-- Start of DATA FOR THIS TASK --

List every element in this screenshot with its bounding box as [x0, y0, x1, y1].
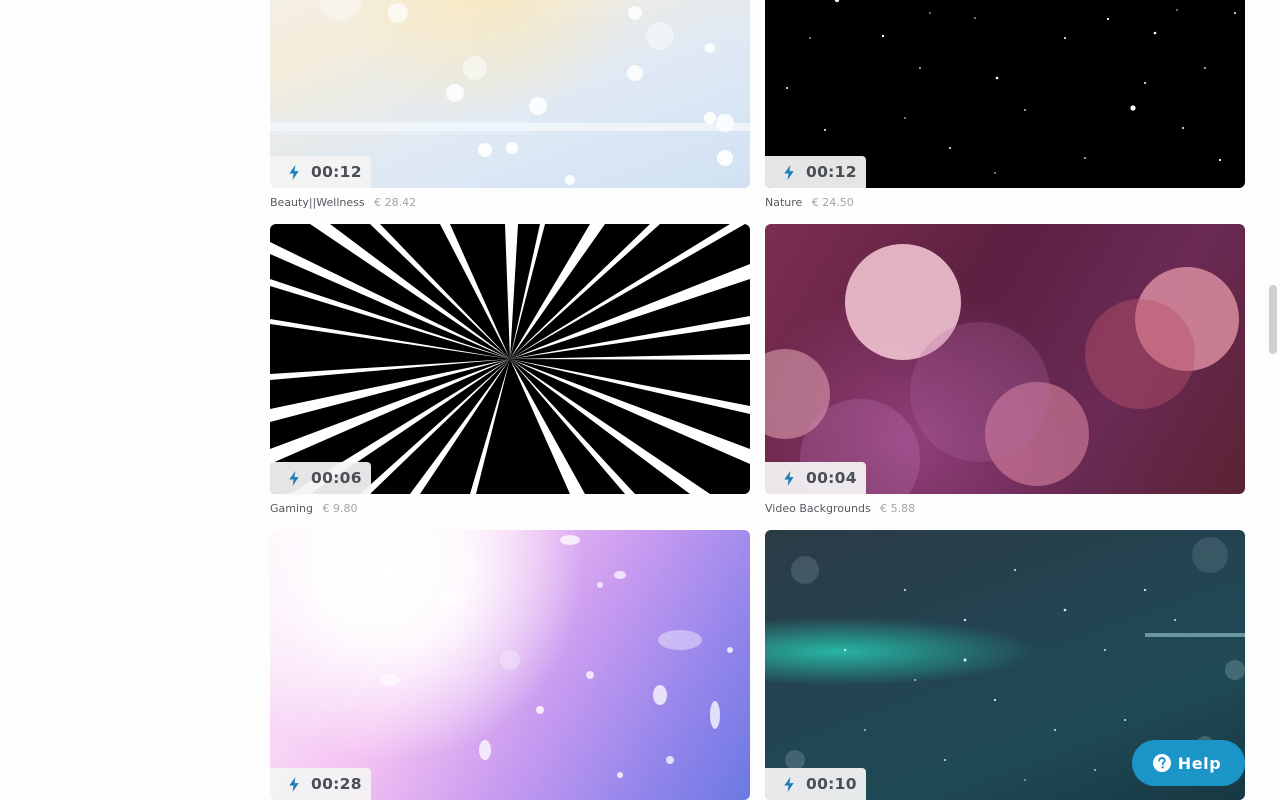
video-card[interactable]: 00:04 Video Backgrounds € 5.88	[765, 224, 1245, 517]
question-circle-icon	[1152, 754, 1171, 772]
pastel-particles-art	[380, 535, 733, 778]
duration-badge: 00:10	[765, 768, 866, 800]
price-text: € 5.88	[880, 502, 916, 515]
duration-text: 00:06	[311, 469, 362, 487]
scrollbar-thumb[interactable]	[1269, 285, 1277, 354]
duration-text: 00:10	[806, 775, 857, 793]
card-meta: Gaming € 9.80	[270, 501, 750, 517]
lightning-icon	[289, 164, 299, 180]
category-link[interactable]: Beauty||Wellness	[270, 196, 365, 209]
price-text: € 28.42	[374, 196, 417, 209]
page: 00:12 Beauty||Wellness € 28.42 00:12 Nat…	[0, 0, 1280, 800]
card-meta: Beauty||Wellness € 28.42	[270, 195, 750, 211]
duration-badge: 00:04	[765, 462, 866, 494]
category-link[interactable]: Video Backgrounds	[765, 502, 871, 515]
duration-text: 00:04	[806, 469, 857, 487]
duration-text: 00:12	[311, 163, 362, 181]
video-card[interactable]: 00:06 Gaming € 9.80	[270, 224, 750, 517]
category-link[interactable]: Gaming	[270, 502, 313, 515]
speed-lines-art	[270, 224, 750, 494]
duration-badge: 00:28	[270, 768, 371, 800]
video-card[interactable]: 00:12 Nature € 24.50	[765, 0, 1245, 211]
video-card[interactable]: 00:12 Beauty||Wellness € 28.42	[270, 0, 750, 211]
price-text: € 24.50	[811, 196, 854, 209]
duration-badge: 00:12	[765, 156, 866, 188]
lightning-icon	[289, 470, 299, 486]
lightning-icon	[784, 776, 794, 792]
lightning-icon	[784, 470, 794, 486]
scrollbar[interactable]	[1265, 0, 1280, 800]
video-thumbnail[interactable]: 00:12	[765, 0, 1245, 188]
pink-bokeh-art	[765, 244, 1239, 494]
video-card[interactable]: 00:28	[270, 530, 750, 800]
lightning-icon	[784, 164, 794, 180]
help-button[interactable]: Help	[1132, 740, 1245, 786]
card-meta: Nature € 24.50	[765, 195, 1245, 211]
video-thumbnail[interactable]: 00:04	[765, 224, 1245, 494]
video-thumbnail[interactable]: 00:12	[270, 0, 750, 188]
lightning-icon	[289, 776, 299, 792]
duration-text: 00:12	[806, 163, 857, 181]
category-link[interactable]: Nature	[765, 196, 802, 209]
video-thumbnail[interactable]: 00:06	[270, 224, 750, 494]
duration-text: 00:28	[311, 775, 362, 793]
video-thumbnail[interactable]: 00:28	[270, 530, 750, 800]
help-label: Help	[1177, 753, 1222, 773]
duration-badge: 00:12	[270, 156, 371, 188]
duration-badge: 00:06	[270, 462, 371, 494]
price-text: € 9.80	[322, 502, 358, 515]
card-meta: Video Backgrounds € 5.88	[765, 501, 1245, 517]
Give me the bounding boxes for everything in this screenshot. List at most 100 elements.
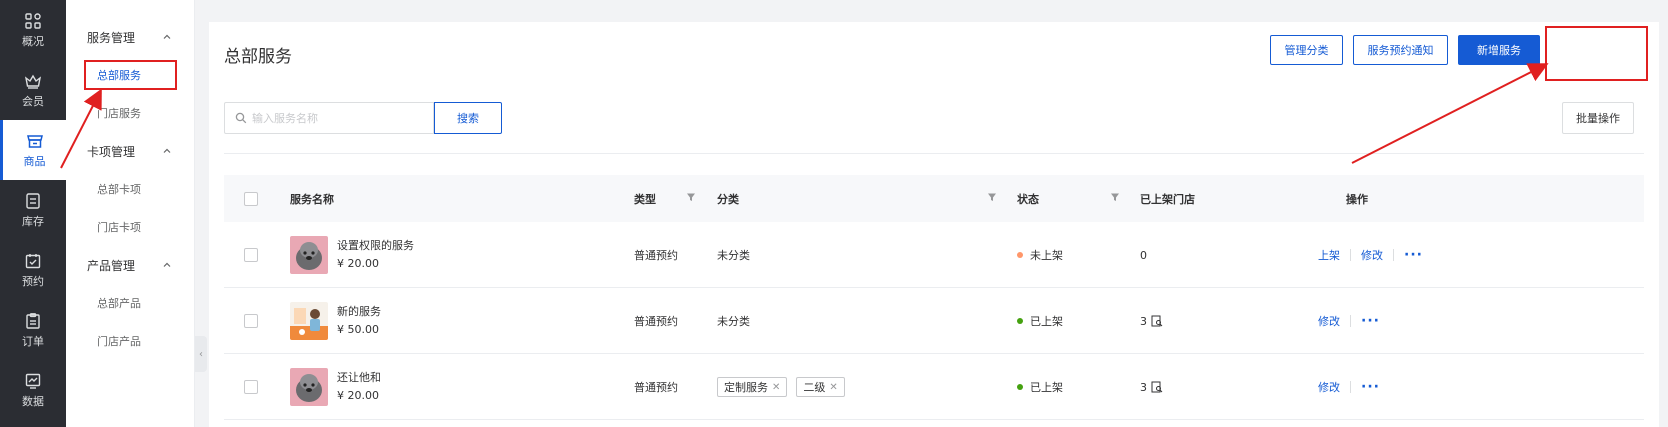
service-price: ¥ 20.00 bbox=[337, 257, 379, 270]
service-price: ¥ 20.00 bbox=[337, 389, 379, 402]
nav-item-hq-card[interactable]: 总部卡项 bbox=[66, 170, 194, 208]
grid-icon bbox=[24, 12, 42, 30]
search-placeholder: 输入服务名称 bbox=[252, 112, 318, 125]
service-type: 普通预约 bbox=[634, 249, 678, 262]
service-price: ¥ 50.00 bbox=[337, 323, 379, 336]
chart-icon bbox=[24, 372, 42, 390]
more-icon[interactable]: ··· bbox=[1404, 247, 1423, 263]
nav-item-store-product[interactable]: 门店产品 bbox=[66, 322, 194, 360]
divider bbox=[1350, 381, 1351, 393]
search-icon bbox=[235, 112, 247, 124]
nav-label: 商品 bbox=[23, 154, 46, 168]
edit-link[interactable]: 修改 bbox=[1318, 379, 1340, 395]
filter-icon[interactable] bbox=[1110, 192, 1120, 202]
service-thumbnail bbox=[290, 302, 328, 340]
col-type: 类型 bbox=[634, 192, 656, 206]
nav-item-hq-product[interactable]: 总部产品 bbox=[66, 284, 194, 322]
nav-item-members[interactable]: 会员 bbox=[0, 60, 66, 120]
nav-item-goods[interactable]: 商品 bbox=[0, 120, 66, 180]
store-icon bbox=[26, 132, 44, 150]
status-badge: 已上架 bbox=[1030, 381, 1063, 394]
nav-group-product[interactable]: 产品管理 bbox=[66, 246, 194, 284]
highlight-box-add-service bbox=[1545, 26, 1648, 81]
store-search-icon[interactable] bbox=[1151, 381, 1163, 393]
edit-link[interactable]: 修改 bbox=[1361, 247, 1383, 263]
collapse-sidebar-button[interactable]: ‹ bbox=[195, 336, 207, 372]
nav-group-service[interactable]: 服务管理 bbox=[66, 18, 194, 56]
col-status: 状态 bbox=[1017, 192, 1039, 206]
divider bbox=[1350, 249, 1351, 261]
nav-label: 订单 bbox=[22, 334, 44, 348]
table-row: 新的服务 ¥ 50.00 普通预约 未分类 已上架 3 修改 ··· bbox=[224, 288, 1644, 354]
store-count: 3 bbox=[1140, 314, 1147, 328]
status-dot bbox=[1017, 318, 1023, 324]
highlight-box-hq-service bbox=[84, 60, 177, 90]
filter-icon[interactable] bbox=[686, 192, 696, 202]
service-thumbnail bbox=[290, 368, 328, 406]
col-stores: 已上架门店 bbox=[1140, 192, 1195, 206]
col-actions: 操作 bbox=[1346, 192, 1368, 206]
nav-item-orders[interactable]: 订单 bbox=[0, 300, 66, 360]
status-dot bbox=[1017, 384, 1023, 390]
status-dot bbox=[1017, 252, 1023, 258]
table-header: 服务名称 类型 分类 状态 已上架门店 操作 bbox=[224, 175, 1644, 222]
manage-category-button[interactable]: 管理分类 bbox=[1270, 35, 1343, 65]
nav-item-store-service[interactable]: 门店服务 bbox=[66, 94, 194, 132]
page-title: 总部服务 bbox=[224, 47, 292, 67]
inventory-icon bbox=[24, 192, 42, 210]
nav-item-data[interactable]: 数据 bbox=[0, 360, 66, 420]
nav-item-booking[interactable]: 预约 bbox=[0, 240, 66, 300]
more-icon[interactable]: ··· bbox=[1361, 379, 1380, 395]
nav-group-card[interactable]: 卡项管理 bbox=[66, 132, 194, 170]
nav-item-store-card[interactable]: 门店卡项 bbox=[66, 208, 194, 246]
store-count: 0 bbox=[1140, 248, 1147, 262]
batch-operation-button[interactable]: 批量操作 bbox=[1562, 102, 1634, 134]
service-category: 未分类 bbox=[717, 315, 750, 328]
filter-icon[interactable] bbox=[987, 192, 997, 202]
row-checkbox[interactable] bbox=[244, 314, 258, 328]
store-count: 3 bbox=[1140, 380, 1147, 394]
chevron-up-icon bbox=[163, 34, 171, 39]
chevron-up-icon bbox=[163, 148, 171, 153]
chevron-left-icon: ‹ bbox=[199, 348, 203, 360]
status-badge: 未上架 bbox=[1030, 249, 1063, 262]
store-search-icon[interactable] bbox=[1151, 315, 1163, 327]
search-input[interactable]: 输入服务名称 bbox=[224, 102, 434, 134]
divider bbox=[1350, 315, 1351, 327]
search-button[interactable]: 搜索 bbox=[434, 102, 502, 134]
service-thumbnail bbox=[290, 236, 328, 274]
edit-link[interactable]: 修改 bbox=[1318, 313, 1340, 329]
divider bbox=[224, 153, 1644, 154]
row-checkbox[interactable] bbox=[244, 248, 258, 262]
add-service-button[interactable]: 新增服务 bbox=[1458, 35, 1540, 65]
nav-label: 概况 bbox=[22, 34, 44, 48]
booking-notice-button[interactable]: 服务预约通知 bbox=[1353, 35, 1448, 65]
status-badge: 已上架 bbox=[1030, 315, 1063, 328]
divider bbox=[1393, 249, 1394, 261]
calendar-check-icon bbox=[24, 252, 42, 270]
order-icon bbox=[24, 312, 42, 330]
row-checkbox[interactable] bbox=[244, 380, 258, 394]
nav-item-inventory[interactable]: 库存 bbox=[0, 180, 66, 240]
service-name: 设置权限的服务 bbox=[337, 239, 414, 252]
more-icon[interactable]: ··· bbox=[1361, 313, 1380, 329]
category-tag: 二级 ✕ bbox=[796, 377, 845, 397]
service-category: 未分类 bbox=[717, 249, 750, 262]
nav-group-label: 产品管理 bbox=[87, 258, 136, 273]
primary-nav: 概况 会员 商品 库存 预约 订单 数据 bbox=[0, 0, 66, 427]
col-category: 分类 bbox=[717, 192, 739, 206]
service-type: 普通预约 bbox=[634, 315, 678, 328]
nav-label: 库存 bbox=[22, 214, 44, 228]
remove-tag-icon[interactable]: ✕ bbox=[772, 382, 780, 393]
service-name: 还让他和 bbox=[337, 371, 381, 384]
nav-group-label: 服务管理 bbox=[87, 30, 136, 45]
nav-item-overview[interactable]: 概况 bbox=[0, 0, 66, 60]
nav-label: 预约 bbox=[22, 274, 44, 288]
publish-link[interactable]: 上架 bbox=[1318, 247, 1340, 263]
chevron-up-icon bbox=[163, 262, 171, 267]
select-all-checkbox[interactable] bbox=[244, 191, 258, 206]
service-name: 新的服务 bbox=[337, 305, 381, 318]
nav-label: 会员 bbox=[22, 94, 44, 108]
nav-group-label: 卡项管理 bbox=[87, 144, 136, 159]
remove-tag-icon[interactable]: ✕ bbox=[829, 382, 837, 393]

-- End of DATA FOR THIS TASK --

_TO BE DONE_
Update the data from the line containing "video-card[interactable]: 00:04 Video" down to the line containing "0, 750, 188]" by replacing "lightning-icon" with "bolt-icon" and keeping everything else the same.

_RESPONSE BELOW_
video-card[interactable]: 00:04 Video Backgrounds € 5.88	[765, 224, 1245, 517]
question-circle-icon	[1152, 754, 1171, 772]
pastel-particles-art	[380, 535, 733, 778]
duration-badge: 00:10	[765, 768, 866, 800]
price-text: € 5.88	[880, 502, 916, 515]
duration-text: 00:06	[311, 469, 362, 487]
scrollbar-thumb[interactable]	[1269, 285, 1277, 354]
duration-text: 00:10	[806, 775, 857, 793]
card-meta: Gaming € 9.80	[270, 501, 750, 517]
bolt-icon	[289, 164, 299, 180]
category-link[interactable]: Beauty||Wellness	[270, 196, 365, 209]
price-text: € 28.42	[374, 196, 417, 209]
page: 00:12 Beauty||Wellness € 28.42 00:12 Nat…	[0, 0, 1280, 800]
card-meta: Beauty||Wellness € 28.42	[270, 195, 750, 211]
duration-badge: 00:04	[765, 462, 866, 494]
category-link[interactable]: Video Backgrounds	[765, 502, 871, 515]
duration-text: 00:04	[806, 469, 857, 487]
duration-text: 00:12	[311, 163, 362, 181]
video-card[interactable]: 00:06 Gaming € 9.80	[270, 224, 750, 517]
category-link[interactable]: Gaming	[270, 502, 313, 515]
speed-lines-art	[270, 224, 750, 494]
duration-badge: 00:28	[270, 768, 371, 800]
video-card[interactable]: 00:12 Nature € 24.50	[765, 0, 1245, 211]
video-card[interactable]: 00:12 Beauty||Wellness € 28.42	[270, 0, 750, 211]
price-text: € 24.50	[811, 196, 854, 209]
duration-badge: 00:12	[765, 156, 866, 188]
bolt-icon	[289, 470, 299, 486]
bolt-icon	[784, 776, 794, 792]
bolt-icon	[784, 470, 794, 486]
scrollbar[interactable]	[1265, 0, 1280, 800]
video-thumbnail[interactable]: 00:12	[765, 0, 1245, 188]
pink-bokeh-art	[765, 244, 1239, 494]
video-card[interactable]: 00:28	[270, 530, 750, 800]
bolt-icon	[784, 164, 794, 180]
help-button[interactable]: Help	[1132, 740, 1245, 786]
card-meta: Nature € 24.50	[765, 195, 1245, 211]
video-thumbnail[interactable]: 00:04	[765, 224, 1245, 494]
video-thumbnail[interactable]: 00:12	[270, 0, 750, 188]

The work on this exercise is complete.